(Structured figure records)
+++

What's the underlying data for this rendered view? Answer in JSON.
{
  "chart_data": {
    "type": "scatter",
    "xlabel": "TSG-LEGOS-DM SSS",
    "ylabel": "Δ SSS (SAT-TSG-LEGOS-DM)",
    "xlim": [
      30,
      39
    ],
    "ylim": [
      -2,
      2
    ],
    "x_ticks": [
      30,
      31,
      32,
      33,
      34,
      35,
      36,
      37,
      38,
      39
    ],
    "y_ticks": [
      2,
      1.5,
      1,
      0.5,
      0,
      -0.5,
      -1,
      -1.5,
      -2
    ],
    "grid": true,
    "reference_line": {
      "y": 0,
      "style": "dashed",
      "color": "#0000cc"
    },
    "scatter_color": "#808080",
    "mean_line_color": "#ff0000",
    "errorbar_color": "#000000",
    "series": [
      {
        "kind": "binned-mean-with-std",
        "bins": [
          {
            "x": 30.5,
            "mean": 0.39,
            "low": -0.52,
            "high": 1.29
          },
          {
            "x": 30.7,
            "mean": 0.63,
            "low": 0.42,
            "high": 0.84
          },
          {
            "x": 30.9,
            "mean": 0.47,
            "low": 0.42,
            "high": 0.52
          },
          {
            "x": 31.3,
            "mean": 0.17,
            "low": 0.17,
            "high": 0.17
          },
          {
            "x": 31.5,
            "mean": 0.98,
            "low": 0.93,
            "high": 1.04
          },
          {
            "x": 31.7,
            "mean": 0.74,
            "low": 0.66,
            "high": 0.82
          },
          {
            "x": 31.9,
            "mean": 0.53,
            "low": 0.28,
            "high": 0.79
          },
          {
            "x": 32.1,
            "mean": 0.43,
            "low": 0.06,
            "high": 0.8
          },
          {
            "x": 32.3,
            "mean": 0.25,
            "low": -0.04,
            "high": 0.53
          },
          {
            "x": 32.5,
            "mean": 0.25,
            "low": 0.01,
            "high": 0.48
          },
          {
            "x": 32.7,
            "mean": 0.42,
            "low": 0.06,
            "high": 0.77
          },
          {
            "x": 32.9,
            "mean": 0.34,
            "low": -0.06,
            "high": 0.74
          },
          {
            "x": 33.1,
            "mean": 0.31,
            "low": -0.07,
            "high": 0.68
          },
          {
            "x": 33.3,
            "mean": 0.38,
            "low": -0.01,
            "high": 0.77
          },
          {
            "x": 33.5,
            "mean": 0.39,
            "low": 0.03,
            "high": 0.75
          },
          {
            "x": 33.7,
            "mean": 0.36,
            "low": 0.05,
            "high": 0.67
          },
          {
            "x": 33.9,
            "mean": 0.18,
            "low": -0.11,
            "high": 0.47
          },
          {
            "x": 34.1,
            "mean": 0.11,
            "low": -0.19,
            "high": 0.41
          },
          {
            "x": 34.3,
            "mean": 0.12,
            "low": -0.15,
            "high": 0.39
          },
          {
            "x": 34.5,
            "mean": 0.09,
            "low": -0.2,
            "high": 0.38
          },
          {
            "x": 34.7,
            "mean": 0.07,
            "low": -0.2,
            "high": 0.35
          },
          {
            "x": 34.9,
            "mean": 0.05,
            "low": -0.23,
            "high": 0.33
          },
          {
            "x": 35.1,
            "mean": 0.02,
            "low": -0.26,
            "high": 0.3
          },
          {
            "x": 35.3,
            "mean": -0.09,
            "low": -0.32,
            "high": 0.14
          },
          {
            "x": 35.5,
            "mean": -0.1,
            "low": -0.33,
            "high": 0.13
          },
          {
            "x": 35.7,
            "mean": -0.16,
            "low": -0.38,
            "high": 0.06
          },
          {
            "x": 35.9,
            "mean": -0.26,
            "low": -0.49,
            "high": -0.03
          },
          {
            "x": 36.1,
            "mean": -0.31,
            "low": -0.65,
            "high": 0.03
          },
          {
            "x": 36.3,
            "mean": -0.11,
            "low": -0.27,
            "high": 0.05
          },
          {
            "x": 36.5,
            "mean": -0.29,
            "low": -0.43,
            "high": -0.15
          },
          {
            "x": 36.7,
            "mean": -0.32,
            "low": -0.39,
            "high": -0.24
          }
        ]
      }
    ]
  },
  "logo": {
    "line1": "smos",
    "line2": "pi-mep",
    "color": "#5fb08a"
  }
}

+++

YOUR GOAL: Each line of the material must be restated exactly.

RESULT FOR THIS TASK:
What's the underlying data for this rendered view? Answer in JSON.
{
  "chart_data": {
    "type": "scatter",
    "xlabel": "TSG-LEGOS-DM SSS",
    "ylabel": "Δ SSS (SAT-TSG-LEGOS-DM)",
    "xlim": [
      30,
      39
    ],
    "ylim": [
      -2,
      2
    ],
    "x_ticks": [
      30,
      31,
      32,
      33,
      34,
      35,
      36,
      37,
      38,
      39
    ],
    "y_ticks": [
      2,
      1.5,
      1,
      0.5,
      0,
      -0.5,
      -1,
      -1.5,
      -2
    ],
    "grid": true,
    "reference_line": {
      "y": 0,
      "style": "dashed",
      "color": "#0000cc"
    },
    "scatter_color": "#808080",
    "mean_line_color": "#ff0000",
    "errorbar_color": "#000000",
    "series": [
      {
        "kind": "binned-mean-with-std",
        "bins": [
          {
            "x": 30.5,
            "mean": 0.39,
            "low": -0.52,
            "high": 1.29
          },
          {
            "x": 30.7,
            "mean": 0.63,
            "low": 0.42,
            "high": 0.84
          },
          {
            "x": 30.9,
            "mean": 0.47,
            "low": 0.42,
            "high": 0.52
          },
          {
            "x": 31.3,
            "mean": 0.17,
            "low": 0.17,
            "high": 0.17
          },
          {
            "x": 31.5,
            "mean": 0.98,
            "low": 0.93,
            "high": 1.04
          },
          {
            "x": 31.7,
            "mean": 0.74,
            "low": 0.66,
            "high": 0.82
          },
          {
            "x": 31.9,
            "mean": 0.53,
            "low": 0.28,
            "high": 0.79
          },
          {
            "x": 32.1,
            "mean": 0.43,
            "low": 0.06,
            "high": 0.8
          },
          {
            "x": 32.3,
            "mean": 0.25,
            "low": -0.04,
            "high": 0.53
          },
          {
            "x": 32.5,
            "mean": 0.25,
            "low": 0.01,
            "high": 0.48
          },
          {
            "x": 32.7,
            "mean": 0.42,
            "low": 0.06,
            "high": 0.77
          },
          {
            "x": 32.9,
            "mean": 0.34,
            "low": -0.06,
            "high": 0.74
          },
          {
            "x": 33.1,
            "mean": 0.31,
            "low": -0.07,
            "high": 0.68
          },
          {
            "x": 33.3,
            "mean": 0.38,
            "low": -0.01,
            "high": 0.77
          },
          {
            "x": 33.5,
            "mean": 0.39,
            "low": 0.03,
            "high": 0.75
          },
          {
            "x": 33.7,
            "mean": 0.36,
            "low": 0.05,
            "high": 0.67
          },
          {
            "x": 33.9,
            "mean": 0.18,
            "low": -0.11,
            "high": 0.47
          },
          {
            "x": 34.1,
            "mean": 0.11,
            "low": -0.19,
            "high": 0.41
          },
          {
            "x": 34.3,
            "mean": 0.12,
            "low": -0.15,
            "high": 0.39
          },
          {
            "x": 34.5,
            "mean": 0.09,
            "low": -0.2,
            "high": 0.38
          },
          {
            "x": 34.7,
            "mean": 0.07,
            "low": -0.2,
            "high": 0.35
          },
          {
            "x": 34.9,
            "mean": 0.05,
            "low": -0.23,
            "high": 0.33
          },
          {
            "x": 35.1,
            "mean": 0.02,
            "low": -0.26,
            "high": 0.3
          },
          {
            "x": 35.3,
            "mean": -0.09,
            "low": -0.32,
            "high": 0.14
          },
          {
            "x": 35.5,
            "mean": -0.1,
            "low": -0.33,
            "high": 0.13
          },
          {
            "x": 35.7,
            "mean": -0.16,
            "low": -0.38,
            "high": 0.06
          },
          {
            "x": 35.9,
            "mean": -0.26,
            "low": -0.49,
            "high": -0.03
          },
          {
            "x": 36.1,
            "mean": -0.31,
            "low": -0.65,
            "high": 0.03
          },
          {
            "x": 36.3,
            "mean": -0.11,
            "low": -0.27,
            "high": 0.05
          },
          {
            "x": 36.5,
            "mean": -0.29,
            "low": -0.43,
            "high": -0.15
          },
          {
            "x": 36.7,
            "mean": -0.32,
            "low": -0.39,
            "high": -0.24
          }
        ]
      }
    ]
  },
  "logo": {
    "line1": "smos",
    "line2": "pi-mep",
    "color": "#5fb08a"
  }
}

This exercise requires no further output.